Rows from a layout dataset
[start]
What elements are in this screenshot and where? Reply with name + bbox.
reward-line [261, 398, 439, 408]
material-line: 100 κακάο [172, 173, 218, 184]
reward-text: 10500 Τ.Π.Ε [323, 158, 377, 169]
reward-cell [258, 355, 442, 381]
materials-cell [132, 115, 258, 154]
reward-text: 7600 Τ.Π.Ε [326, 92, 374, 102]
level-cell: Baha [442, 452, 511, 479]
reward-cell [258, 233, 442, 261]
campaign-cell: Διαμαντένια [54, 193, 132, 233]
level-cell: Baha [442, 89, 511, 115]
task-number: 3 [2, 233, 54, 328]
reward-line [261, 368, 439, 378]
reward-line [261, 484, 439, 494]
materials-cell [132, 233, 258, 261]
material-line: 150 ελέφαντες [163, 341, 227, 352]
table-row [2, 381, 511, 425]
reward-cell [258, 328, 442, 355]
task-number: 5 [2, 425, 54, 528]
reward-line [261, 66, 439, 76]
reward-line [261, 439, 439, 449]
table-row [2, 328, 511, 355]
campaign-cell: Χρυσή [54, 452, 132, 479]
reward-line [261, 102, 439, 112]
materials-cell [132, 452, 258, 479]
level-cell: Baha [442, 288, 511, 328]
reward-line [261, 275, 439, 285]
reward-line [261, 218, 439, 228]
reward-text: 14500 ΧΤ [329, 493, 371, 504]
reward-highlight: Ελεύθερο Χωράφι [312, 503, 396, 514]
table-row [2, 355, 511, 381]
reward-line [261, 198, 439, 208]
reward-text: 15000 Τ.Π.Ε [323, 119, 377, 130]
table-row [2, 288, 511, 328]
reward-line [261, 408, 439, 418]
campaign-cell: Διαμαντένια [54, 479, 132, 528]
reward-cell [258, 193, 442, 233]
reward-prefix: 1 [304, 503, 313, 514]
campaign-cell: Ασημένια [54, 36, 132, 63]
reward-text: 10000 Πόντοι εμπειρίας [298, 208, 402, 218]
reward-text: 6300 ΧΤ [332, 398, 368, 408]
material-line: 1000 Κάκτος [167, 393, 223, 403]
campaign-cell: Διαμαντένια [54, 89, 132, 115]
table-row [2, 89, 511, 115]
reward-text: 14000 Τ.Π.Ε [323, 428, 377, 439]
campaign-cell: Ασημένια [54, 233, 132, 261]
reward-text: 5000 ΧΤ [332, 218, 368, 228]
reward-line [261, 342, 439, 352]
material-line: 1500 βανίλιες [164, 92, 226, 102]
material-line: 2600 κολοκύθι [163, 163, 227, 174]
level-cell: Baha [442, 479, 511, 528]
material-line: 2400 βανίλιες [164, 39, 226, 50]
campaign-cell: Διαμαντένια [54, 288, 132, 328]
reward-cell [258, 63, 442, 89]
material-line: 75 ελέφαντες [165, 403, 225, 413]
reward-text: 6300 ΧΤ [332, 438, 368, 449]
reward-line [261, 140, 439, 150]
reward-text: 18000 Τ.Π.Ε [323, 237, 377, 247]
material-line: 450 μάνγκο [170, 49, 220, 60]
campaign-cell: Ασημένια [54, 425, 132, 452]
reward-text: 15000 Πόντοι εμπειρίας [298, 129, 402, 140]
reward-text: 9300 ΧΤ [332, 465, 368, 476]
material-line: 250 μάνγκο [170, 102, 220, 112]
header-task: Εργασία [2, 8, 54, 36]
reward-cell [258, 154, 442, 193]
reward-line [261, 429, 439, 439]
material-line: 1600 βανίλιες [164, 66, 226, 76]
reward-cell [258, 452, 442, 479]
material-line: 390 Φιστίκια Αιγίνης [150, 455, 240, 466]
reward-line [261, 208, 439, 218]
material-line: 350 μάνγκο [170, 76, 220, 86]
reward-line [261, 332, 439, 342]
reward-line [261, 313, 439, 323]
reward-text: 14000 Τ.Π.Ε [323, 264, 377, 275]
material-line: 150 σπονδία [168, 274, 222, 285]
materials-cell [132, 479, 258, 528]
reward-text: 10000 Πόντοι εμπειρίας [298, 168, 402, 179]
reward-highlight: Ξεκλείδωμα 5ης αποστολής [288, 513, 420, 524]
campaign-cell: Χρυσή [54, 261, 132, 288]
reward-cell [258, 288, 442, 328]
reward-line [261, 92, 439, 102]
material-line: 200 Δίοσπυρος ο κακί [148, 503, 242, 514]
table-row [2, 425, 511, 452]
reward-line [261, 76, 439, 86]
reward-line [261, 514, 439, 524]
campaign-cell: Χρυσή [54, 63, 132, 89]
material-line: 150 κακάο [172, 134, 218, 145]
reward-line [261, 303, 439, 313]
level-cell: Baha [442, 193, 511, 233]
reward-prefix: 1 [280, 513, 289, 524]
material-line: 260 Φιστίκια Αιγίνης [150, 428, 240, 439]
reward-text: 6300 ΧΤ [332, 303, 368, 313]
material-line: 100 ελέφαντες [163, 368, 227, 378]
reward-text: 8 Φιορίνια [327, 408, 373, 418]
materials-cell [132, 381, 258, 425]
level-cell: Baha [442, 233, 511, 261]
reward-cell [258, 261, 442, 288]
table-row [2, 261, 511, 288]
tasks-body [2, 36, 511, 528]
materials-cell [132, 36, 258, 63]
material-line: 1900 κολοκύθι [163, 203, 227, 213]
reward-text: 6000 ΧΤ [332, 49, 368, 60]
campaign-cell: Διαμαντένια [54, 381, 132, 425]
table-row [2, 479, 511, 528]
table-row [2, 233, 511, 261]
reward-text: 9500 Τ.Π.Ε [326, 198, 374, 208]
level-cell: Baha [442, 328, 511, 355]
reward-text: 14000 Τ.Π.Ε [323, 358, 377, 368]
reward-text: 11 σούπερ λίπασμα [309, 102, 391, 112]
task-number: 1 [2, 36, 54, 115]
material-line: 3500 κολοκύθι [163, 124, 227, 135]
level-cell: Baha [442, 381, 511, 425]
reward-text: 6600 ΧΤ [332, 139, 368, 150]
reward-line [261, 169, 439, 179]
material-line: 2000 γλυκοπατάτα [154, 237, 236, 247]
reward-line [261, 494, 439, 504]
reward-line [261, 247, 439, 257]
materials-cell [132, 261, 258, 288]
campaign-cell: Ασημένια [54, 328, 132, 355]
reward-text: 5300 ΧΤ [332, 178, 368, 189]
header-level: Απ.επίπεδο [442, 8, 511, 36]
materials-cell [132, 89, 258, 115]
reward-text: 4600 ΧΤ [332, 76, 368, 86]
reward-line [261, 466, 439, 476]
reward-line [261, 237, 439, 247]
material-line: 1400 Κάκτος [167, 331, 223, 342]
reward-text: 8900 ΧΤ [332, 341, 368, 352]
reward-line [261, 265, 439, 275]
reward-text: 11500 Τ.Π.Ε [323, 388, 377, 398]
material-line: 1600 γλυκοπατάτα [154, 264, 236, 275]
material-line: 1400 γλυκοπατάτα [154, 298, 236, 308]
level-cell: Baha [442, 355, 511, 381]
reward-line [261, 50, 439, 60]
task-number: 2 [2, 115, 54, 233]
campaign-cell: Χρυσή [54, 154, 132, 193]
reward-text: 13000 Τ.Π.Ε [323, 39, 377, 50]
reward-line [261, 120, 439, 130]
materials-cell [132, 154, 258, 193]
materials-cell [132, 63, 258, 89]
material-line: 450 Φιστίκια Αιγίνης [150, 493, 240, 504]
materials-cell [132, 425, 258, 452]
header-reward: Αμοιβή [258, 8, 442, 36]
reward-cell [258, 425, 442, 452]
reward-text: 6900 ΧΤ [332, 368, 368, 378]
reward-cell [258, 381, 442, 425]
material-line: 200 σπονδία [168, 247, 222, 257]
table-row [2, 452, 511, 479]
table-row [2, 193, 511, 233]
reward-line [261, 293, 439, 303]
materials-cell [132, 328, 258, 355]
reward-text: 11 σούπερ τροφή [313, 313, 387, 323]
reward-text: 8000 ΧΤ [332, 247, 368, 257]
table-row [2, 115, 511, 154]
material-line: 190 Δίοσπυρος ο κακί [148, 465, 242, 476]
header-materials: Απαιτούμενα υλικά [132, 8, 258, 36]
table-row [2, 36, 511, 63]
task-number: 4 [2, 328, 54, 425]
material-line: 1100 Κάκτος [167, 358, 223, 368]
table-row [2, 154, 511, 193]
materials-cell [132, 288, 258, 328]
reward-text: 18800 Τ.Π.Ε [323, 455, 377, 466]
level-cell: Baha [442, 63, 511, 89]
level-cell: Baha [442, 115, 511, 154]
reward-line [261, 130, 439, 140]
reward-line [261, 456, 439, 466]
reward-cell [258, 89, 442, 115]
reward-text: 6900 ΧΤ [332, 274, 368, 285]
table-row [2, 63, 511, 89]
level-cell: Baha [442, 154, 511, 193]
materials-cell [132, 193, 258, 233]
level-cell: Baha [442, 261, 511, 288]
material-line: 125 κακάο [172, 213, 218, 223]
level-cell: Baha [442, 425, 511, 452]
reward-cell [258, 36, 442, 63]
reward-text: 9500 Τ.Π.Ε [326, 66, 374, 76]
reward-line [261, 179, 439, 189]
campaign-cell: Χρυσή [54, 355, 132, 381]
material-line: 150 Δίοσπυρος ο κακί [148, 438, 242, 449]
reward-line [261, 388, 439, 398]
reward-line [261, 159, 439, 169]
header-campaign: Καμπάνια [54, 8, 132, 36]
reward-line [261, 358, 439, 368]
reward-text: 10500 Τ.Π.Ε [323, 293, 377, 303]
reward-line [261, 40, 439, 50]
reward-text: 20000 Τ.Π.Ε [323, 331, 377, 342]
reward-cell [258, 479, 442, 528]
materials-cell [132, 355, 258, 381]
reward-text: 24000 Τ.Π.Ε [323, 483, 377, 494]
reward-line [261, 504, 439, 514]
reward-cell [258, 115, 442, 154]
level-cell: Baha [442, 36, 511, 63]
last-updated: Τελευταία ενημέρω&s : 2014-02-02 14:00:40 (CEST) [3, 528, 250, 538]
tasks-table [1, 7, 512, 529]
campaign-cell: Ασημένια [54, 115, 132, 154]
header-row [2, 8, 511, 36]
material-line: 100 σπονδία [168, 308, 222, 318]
[end]
Put the part of the entries that runs from the start through the line containing "reward-cell [258, 233, 442, 261]" into a Markdown table with the columns "No." and "Line", leaving out blank lines.

[RESPONSE]
| No. | Line |
|---|---|
| 1 | What elements are in this screenshot and where? Reply with name + bbox. |
| 2 | reward-line [261, 398, 439, 408] |
| 3 | material-line: 100 κακάο [172, 173, 218, 184] |
| 4 | reward-text: 10500 Τ.Π.Ε [323, 158, 377, 169] |
| 5 | reward-cell [258, 355, 442, 381] |
| 6 | materials-cell [132, 115, 258, 154] |
| 7 | reward-text: 7600 Τ.Π.Ε [326, 92, 374, 102] |
| 8 | level-cell: Baha [442, 452, 511, 479] |
| 9 | reward-cell [258, 233, 442, 261] |